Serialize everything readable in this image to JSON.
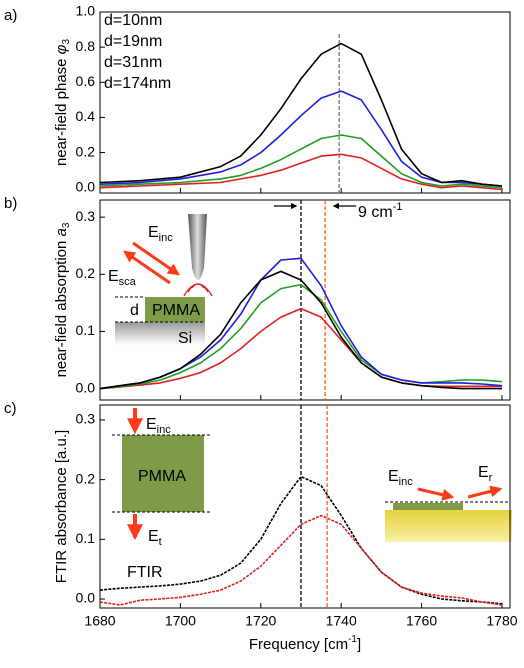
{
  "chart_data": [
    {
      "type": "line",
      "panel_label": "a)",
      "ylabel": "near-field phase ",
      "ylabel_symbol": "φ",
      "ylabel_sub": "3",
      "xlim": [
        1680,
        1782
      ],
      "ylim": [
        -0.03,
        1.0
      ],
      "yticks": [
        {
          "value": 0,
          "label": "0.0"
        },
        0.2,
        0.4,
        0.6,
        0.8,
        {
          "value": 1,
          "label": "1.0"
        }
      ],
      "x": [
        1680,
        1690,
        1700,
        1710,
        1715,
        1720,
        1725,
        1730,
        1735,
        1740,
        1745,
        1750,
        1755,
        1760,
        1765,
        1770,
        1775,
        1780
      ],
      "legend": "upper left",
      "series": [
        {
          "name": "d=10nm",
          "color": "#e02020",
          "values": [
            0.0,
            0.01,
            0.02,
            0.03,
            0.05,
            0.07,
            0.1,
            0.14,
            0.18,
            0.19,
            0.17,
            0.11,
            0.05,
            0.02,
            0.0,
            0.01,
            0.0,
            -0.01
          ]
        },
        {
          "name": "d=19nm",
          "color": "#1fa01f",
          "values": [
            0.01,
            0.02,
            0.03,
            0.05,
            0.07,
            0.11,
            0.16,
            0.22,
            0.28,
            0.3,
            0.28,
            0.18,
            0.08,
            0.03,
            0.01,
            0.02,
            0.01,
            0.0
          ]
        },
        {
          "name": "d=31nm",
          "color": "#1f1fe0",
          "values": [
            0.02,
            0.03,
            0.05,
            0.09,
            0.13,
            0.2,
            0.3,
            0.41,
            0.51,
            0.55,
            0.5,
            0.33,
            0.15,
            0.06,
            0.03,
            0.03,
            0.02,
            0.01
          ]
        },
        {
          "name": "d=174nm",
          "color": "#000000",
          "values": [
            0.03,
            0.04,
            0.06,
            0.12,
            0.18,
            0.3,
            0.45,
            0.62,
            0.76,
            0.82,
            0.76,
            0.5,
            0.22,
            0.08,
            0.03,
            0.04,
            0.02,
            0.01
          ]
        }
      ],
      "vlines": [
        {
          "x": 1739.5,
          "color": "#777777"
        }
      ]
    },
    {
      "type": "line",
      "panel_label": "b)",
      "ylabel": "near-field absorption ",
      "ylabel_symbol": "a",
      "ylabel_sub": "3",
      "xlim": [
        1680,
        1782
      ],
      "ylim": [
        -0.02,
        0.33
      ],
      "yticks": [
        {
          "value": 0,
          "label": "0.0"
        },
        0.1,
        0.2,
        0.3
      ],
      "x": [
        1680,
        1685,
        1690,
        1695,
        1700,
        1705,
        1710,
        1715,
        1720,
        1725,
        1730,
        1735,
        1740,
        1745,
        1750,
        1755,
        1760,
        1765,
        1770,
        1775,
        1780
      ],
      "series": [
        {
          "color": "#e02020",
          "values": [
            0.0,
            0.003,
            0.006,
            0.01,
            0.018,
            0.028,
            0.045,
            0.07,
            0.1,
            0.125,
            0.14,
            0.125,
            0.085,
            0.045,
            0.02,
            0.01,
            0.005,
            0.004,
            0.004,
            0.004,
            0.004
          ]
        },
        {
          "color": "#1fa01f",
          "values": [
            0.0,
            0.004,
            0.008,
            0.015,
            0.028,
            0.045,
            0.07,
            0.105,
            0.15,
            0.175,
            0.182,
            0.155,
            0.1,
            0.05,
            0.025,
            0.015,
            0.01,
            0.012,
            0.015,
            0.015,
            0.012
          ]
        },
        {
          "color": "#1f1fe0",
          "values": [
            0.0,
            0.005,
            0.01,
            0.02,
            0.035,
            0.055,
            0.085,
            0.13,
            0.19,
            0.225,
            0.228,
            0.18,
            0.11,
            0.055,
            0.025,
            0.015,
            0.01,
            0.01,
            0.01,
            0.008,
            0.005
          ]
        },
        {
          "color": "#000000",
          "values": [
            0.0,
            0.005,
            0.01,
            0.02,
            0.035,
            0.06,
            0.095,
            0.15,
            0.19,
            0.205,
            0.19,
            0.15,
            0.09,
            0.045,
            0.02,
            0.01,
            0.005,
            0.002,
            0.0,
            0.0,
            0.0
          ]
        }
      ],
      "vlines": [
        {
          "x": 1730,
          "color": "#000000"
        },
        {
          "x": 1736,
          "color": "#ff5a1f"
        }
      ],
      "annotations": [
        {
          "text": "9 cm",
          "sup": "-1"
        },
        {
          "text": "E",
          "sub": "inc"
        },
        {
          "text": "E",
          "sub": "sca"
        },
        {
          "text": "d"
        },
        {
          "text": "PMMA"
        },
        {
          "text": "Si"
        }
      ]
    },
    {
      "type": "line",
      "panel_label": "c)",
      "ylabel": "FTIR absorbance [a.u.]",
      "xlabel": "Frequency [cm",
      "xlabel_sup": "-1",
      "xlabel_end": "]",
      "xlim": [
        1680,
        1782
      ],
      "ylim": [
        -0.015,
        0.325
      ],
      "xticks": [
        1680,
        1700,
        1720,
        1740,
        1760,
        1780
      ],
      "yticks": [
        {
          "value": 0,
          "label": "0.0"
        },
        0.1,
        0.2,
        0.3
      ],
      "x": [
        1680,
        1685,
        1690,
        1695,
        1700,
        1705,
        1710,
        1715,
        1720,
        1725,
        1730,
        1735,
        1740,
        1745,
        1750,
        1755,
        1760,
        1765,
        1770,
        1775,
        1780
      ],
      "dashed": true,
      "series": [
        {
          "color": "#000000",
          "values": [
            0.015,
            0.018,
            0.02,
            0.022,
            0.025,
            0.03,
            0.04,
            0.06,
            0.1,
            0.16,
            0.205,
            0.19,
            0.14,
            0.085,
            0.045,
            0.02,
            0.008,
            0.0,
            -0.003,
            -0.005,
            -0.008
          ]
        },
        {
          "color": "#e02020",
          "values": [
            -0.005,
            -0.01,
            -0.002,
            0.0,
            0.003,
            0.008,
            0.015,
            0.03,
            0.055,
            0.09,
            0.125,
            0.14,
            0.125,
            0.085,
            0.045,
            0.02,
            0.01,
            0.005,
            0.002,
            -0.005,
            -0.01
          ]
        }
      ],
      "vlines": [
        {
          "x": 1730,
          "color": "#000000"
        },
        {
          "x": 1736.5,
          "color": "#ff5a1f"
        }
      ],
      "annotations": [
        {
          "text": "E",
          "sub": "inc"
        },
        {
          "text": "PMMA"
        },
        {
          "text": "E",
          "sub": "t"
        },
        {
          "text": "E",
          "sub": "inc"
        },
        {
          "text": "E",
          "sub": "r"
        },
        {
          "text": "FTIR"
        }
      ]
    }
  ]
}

__What this task involves__
Leave the pictures out, and transcribe each of the records exactly.

__Reply__
Serialize everything readable in this image to JSON.
{
  "chart_data": [
    {
      "type": "line",
      "panel_label": "a)",
      "ylabel": "near-field phase ",
      "ylabel_symbol": "φ",
      "ylabel_sub": "3",
      "xlim": [
        1680,
        1782
      ],
      "ylim": [
        -0.03,
        1.0
      ],
      "yticks": [
        {
          "value": 0,
          "label": "0.0"
        },
        0.2,
        0.4,
        0.6,
        0.8,
        {
          "value": 1,
          "label": "1.0"
        }
      ],
      "x": [
        1680,
        1690,
        1700,
        1710,
        1715,
        1720,
        1725,
        1730,
        1735,
        1740,
        1745,
        1750,
        1755,
        1760,
        1765,
        1770,
        1775,
        1780
      ],
      "legend": "upper left",
      "series": [
        {
          "name": "d=10nm",
          "color": "#e02020",
          "values": [
            0.0,
            0.01,
            0.02,
            0.03,
            0.05,
            0.07,
            0.1,
            0.14,
            0.18,
            0.19,
            0.17,
            0.11,
            0.05,
            0.02,
            0.0,
            0.01,
            0.0,
            -0.01
          ]
        },
        {
          "name": "d=19nm",
          "color": "#1fa01f",
          "values": [
            0.01,
            0.02,
            0.03,
            0.05,
            0.07,
            0.11,
            0.16,
            0.22,
            0.28,
            0.3,
            0.28,
            0.18,
            0.08,
            0.03,
            0.01,
            0.02,
            0.01,
            0.0
          ]
        },
        {
          "name": "d=31nm",
          "color": "#1f1fe0",
          "values": [
            0.02,
            0.03,
            0.05,
            0.09,
            0.13,
            0.2,
            0.3,
            0.41,
            0.51,
            0.55,
            0.5,
            0.33,
            0.15,
            0.06,
            0.03,
            0.03,
            0.02,
            0.01
          ]
        },
        {
          "name": "d=174nm",
          "color": "#000000",
          "values": [
            0.03,
            0.04,
            0.06,
            0.12,
            0.18,
            0.3,
            0.45,
            0.62,
            0.76,
            0.82,
            0.76,
            0.5,
            0.22,
            0.08,
            0.03,
            0.04,
            0.02,
            0.01
          ]
        }
      ],
      "vlines": [
        {
          "x": 1739.5,
          "color": "#777777"
        }
      ]
    },
    {
      "type": "line",
      "panel_label": "b)",
      "ylabel": "near-field absorption ",
      "ylabel_symbol": "a",
      "ylabel_sub": "3",
      "xlim": [
        1680,
        1782
      ],
      "ylim": [
        -0.02,
        0.33
      ],
      "yticks": [
        {
          "value": 0,
          "label": "0.0"
        },
        0.1,
        0.2,
        0.3
      ],
      "x": [
        1680,
        1685,
        1690,
        1695,
        1700,
        1705,
        1710,
        1715,
        1720,
        1725,
        1730,
        1735,
        1740,
        1745,
        1750,
        1755,
        1760,
        1765,
        1770,
        1775,
        1780
      ],
      "series": [
        {
          "color": "#e02020",
          "values": [
            0.0,
            0.003,
            0.006,
            0.01,
            0.018,
            0.028,
            0.045,
            0.07,
            0.1,
            0.125,
            0.14,
            0.125,
            0.085,
            0.045,
            0.02,
            0.01,
            0.005,
            0.004,
            0.004,
            0.004,
            0.004
          ]
        },
        {
          "color": "#1fa01f",
          "values": [
            0.0,
            0.004,
            0.008,
            0.015,
            0.028,
            0.045,
            0.07,
            0.105,
            0.15,
            0.175,
            0.182,
            0.155,
            0.1,
            0.05,
            0.025,
            0.015,
            0.01,
            0.012,
            0.015,
            0.015,
            0.012
          ]
        },
        {
          "color": "#1f1fe0",
          "values": [
            0.0,
            0.005,
            0.01,
            0.02,
            0.035,
            0.055,
            0.085,
            0.13,
            0.19,
            0.225,
            0.228,
            0.18,
            0.11,
            0.055,
            0.025,
            0.015,
            0.01,
            0.01,
            0.01,
            0.008,
            0.005
          ]
        },
        {
          "color": "#000000",
          "values": [
            0.0,
            0.005,
            0.01,
            0.02,
            0.035,
            0.06,
            0.095,
            0.15,
            0.19,
            0.205,
            0.19,
            0.15,
            0.09,
            0.045,
            0.02,
            0.01,
            0.005,
            0.002,
            0.0,
            0.0,
            0.0
          ]
        }
      ],
      "vlines": [
        {
          "x": 1730,
          "color": "#000000"
        },
        {
          "x": 1736,
          "color": "#ff5a1f"
        }
      ],
      "annotations": [
        {
          "text": "9 cm",
          "sup": "-1"
        },
        {
          "text": "E",
          "sub": "inc"
        },
        {
          "text": "E",
          "sub": "sca"
        },
        {
          "text": "d"
        },
        {
          "text": "PMMA"
        },
        {
          "text": "Si"
        }
      ]
    },
    {
      "type": "line",
      "panel_label": "c)",
      "ylabel": "FTIR absorbance [a.u.]",
      "xlabel": "Frequency [cm",
      "xlabel_sup": "-1",
      "xlabel_end": "]",
      "xlim": [
        1680,
        1782
      ],
      "ylim": [
        -0.015,
        0.325
      ],
      "xticks": [
        1680,
        1700,
        1720,
        1740,
        1760,
        1780
      ],
      "yticks": [
        {
          "value": 0,
          "label": "0.0"
        },
        0.1,
        0.2,
        0.3
      ],
      "x": [
        1680,
        1685,
        1690,
        1695,
        1700,
        1705,
        1710,
        1715,
        1720,
        1725,
        1730,
        1735,
        1740,
        1745,
        1750,
        1755,
        1760,
        1765,
        1770,
        1775,
        1780
      ],
      "dashed": true,
      "series": [
        {
          "color": "#000000",
          "values": [
            0.015,
            0.018,
            0.02,
            0.022,
            0.025,
            0.03,
            0.04,
            0.06,
            0.1,
            0.16,
            0.205,
            0.19,
            0.14,
            0.085,
            0.045,
            0.02,
            0.008,
            0.0,
            -0.003,
            -0.005,
            -0.008
          ]
        },
        {
          "color": "#e02020",
          "values": [
            -0.005,
            -0.01,
            -0.002,
            0.0,
            0.003,
            0.008,
            0.015,
            0.03,
            0.055,
            0.09,
            0.125,
            0.14,
            0.125,
            0.085,
            0.045,
            0.02,
            0.01,
            0.005,
            0.002,
            -0.005,
            -0.01
          ]
        }
      ],
      "vlines": [
        {
          "x": 1730,
          "color": "#000000"
        },
        {
          "x": 1736.5,
          "color": "#ff5a1f"
        }
      ],
      "annotations": [
        {
          "text": "E",
          "sub": "inc"
        },
        {
          "text": "PMMA"
        },
        {
          "text": "E",
          "sub": "t"
        },
        {
          "text": "E",
          "sub": "inc"
        },
        {
          "text": "E",
          "sub": "r"
        },
        {
          "text": "FTIR"
        }
      ]
    }
  ]
}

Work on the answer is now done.